* Begin *

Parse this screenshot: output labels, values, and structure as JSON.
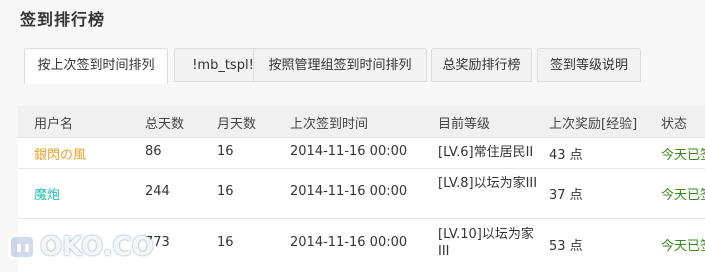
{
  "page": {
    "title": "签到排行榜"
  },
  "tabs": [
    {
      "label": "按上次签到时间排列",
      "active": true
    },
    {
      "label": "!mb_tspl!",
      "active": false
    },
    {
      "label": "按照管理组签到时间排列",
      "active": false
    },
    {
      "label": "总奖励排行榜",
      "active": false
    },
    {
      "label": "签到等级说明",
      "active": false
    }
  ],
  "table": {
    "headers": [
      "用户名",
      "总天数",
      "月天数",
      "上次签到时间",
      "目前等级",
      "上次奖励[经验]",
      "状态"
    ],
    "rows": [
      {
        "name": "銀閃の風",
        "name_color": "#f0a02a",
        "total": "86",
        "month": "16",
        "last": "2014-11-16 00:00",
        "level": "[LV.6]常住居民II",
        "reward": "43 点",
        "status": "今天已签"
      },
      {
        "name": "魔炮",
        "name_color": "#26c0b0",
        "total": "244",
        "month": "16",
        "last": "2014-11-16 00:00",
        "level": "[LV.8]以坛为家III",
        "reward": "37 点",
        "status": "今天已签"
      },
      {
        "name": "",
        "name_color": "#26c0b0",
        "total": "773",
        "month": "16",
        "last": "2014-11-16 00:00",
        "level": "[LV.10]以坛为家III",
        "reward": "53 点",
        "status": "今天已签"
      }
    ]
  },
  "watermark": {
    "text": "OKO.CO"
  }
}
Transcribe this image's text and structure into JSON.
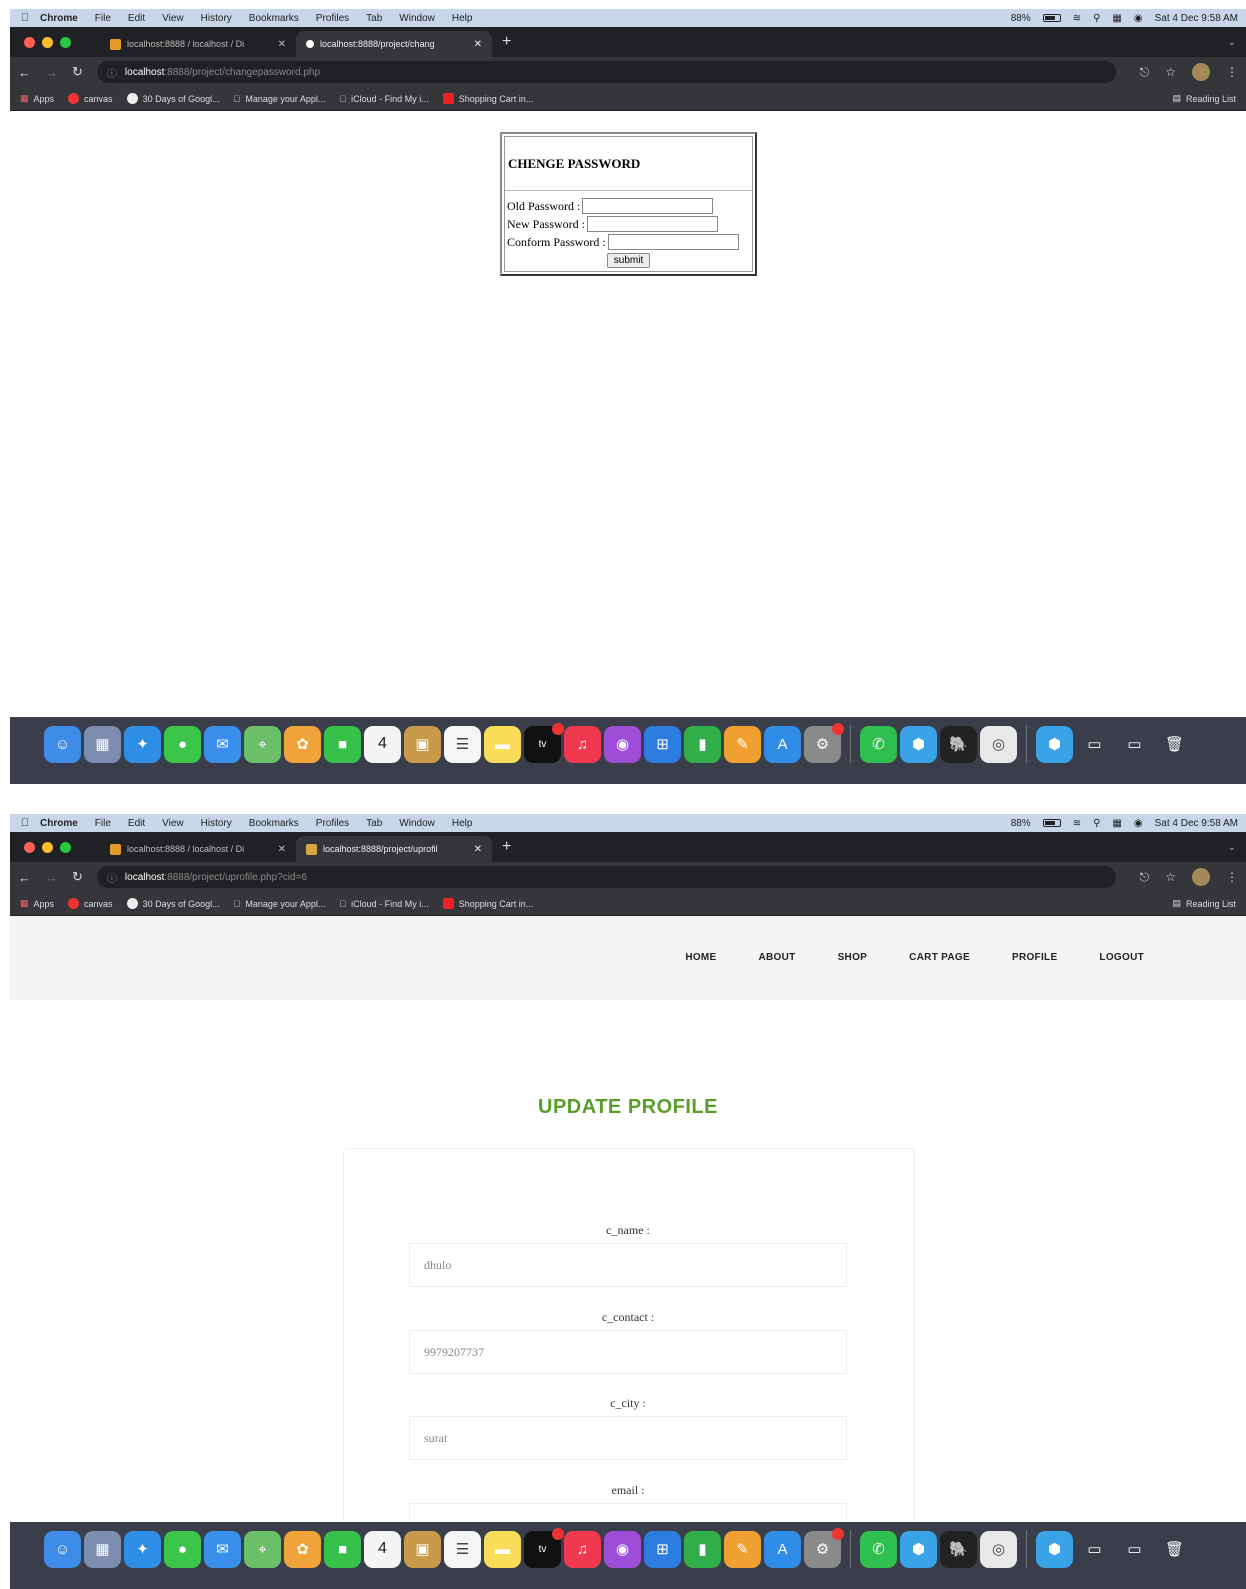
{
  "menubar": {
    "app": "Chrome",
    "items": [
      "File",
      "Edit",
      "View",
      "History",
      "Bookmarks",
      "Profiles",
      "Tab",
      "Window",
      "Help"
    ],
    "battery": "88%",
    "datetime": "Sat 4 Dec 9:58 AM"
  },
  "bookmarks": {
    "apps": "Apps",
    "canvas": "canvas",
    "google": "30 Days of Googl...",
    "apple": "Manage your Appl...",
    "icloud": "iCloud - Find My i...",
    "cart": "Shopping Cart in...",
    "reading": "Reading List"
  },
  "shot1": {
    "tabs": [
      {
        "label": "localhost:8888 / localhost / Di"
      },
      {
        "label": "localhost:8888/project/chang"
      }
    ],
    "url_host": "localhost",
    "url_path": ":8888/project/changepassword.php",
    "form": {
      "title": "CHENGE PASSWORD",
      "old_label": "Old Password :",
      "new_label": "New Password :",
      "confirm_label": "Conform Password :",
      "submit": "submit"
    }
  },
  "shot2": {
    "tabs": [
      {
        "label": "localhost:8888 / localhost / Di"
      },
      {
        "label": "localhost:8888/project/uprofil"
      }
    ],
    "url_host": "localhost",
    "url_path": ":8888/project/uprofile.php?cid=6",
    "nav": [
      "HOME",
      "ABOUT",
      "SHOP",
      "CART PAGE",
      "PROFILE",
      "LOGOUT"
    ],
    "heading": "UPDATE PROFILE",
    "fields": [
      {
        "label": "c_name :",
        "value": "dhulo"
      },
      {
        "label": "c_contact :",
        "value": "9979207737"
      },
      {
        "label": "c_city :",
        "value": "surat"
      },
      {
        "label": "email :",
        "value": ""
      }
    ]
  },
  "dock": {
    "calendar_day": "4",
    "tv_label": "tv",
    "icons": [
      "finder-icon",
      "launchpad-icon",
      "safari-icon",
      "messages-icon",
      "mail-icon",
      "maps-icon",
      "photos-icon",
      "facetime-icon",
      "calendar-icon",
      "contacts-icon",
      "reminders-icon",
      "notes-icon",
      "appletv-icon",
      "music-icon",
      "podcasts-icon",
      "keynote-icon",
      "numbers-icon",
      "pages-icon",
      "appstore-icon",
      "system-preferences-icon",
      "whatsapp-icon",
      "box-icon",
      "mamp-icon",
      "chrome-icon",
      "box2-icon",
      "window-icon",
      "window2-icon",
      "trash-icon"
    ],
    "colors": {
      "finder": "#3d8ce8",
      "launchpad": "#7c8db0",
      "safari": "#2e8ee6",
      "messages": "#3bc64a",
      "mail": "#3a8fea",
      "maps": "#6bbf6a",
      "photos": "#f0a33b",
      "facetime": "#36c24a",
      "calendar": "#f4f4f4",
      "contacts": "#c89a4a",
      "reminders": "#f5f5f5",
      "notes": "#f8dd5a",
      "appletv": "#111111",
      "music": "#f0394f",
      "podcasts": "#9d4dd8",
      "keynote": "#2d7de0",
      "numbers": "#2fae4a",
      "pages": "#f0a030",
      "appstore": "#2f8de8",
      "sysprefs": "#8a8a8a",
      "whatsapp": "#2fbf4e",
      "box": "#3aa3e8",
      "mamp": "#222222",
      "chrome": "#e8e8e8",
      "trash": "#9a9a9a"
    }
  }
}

* End *
* Begin *

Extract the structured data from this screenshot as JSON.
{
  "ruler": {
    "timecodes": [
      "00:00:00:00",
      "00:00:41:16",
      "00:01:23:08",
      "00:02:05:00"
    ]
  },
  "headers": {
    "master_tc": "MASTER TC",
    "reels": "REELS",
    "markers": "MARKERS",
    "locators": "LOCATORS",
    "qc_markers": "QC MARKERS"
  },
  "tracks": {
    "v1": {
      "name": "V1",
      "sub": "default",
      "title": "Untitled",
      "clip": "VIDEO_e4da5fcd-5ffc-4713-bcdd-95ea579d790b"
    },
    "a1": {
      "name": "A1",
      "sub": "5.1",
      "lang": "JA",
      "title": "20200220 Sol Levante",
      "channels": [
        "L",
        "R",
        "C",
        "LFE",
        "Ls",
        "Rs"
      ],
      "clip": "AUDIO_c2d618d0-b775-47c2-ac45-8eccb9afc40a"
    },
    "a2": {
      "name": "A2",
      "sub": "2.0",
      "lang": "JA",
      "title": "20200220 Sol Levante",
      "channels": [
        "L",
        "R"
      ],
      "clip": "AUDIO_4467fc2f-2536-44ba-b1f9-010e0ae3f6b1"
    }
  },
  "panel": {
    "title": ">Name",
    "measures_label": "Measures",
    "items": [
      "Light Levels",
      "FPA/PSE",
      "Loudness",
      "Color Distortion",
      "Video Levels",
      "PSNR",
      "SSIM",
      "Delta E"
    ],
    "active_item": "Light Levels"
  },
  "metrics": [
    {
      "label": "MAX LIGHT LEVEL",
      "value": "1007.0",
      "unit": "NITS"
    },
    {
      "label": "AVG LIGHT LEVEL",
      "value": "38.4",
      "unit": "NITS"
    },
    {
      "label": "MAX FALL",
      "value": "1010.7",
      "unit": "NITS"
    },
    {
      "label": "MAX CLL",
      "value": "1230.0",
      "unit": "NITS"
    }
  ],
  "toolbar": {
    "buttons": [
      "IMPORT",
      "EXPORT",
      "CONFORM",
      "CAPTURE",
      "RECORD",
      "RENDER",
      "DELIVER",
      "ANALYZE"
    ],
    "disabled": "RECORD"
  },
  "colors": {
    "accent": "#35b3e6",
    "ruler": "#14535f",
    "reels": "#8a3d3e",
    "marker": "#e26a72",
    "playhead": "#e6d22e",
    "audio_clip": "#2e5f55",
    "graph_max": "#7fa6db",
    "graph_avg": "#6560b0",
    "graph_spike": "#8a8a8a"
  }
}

* End *

Return all lines of the material above in which the word "JSON" occurs.

Parse this screenshot: output labels, values, and structure as JSON.
Transcribe this image's text and structure into JSON.
Extract the structured data from this screenshot as JSON.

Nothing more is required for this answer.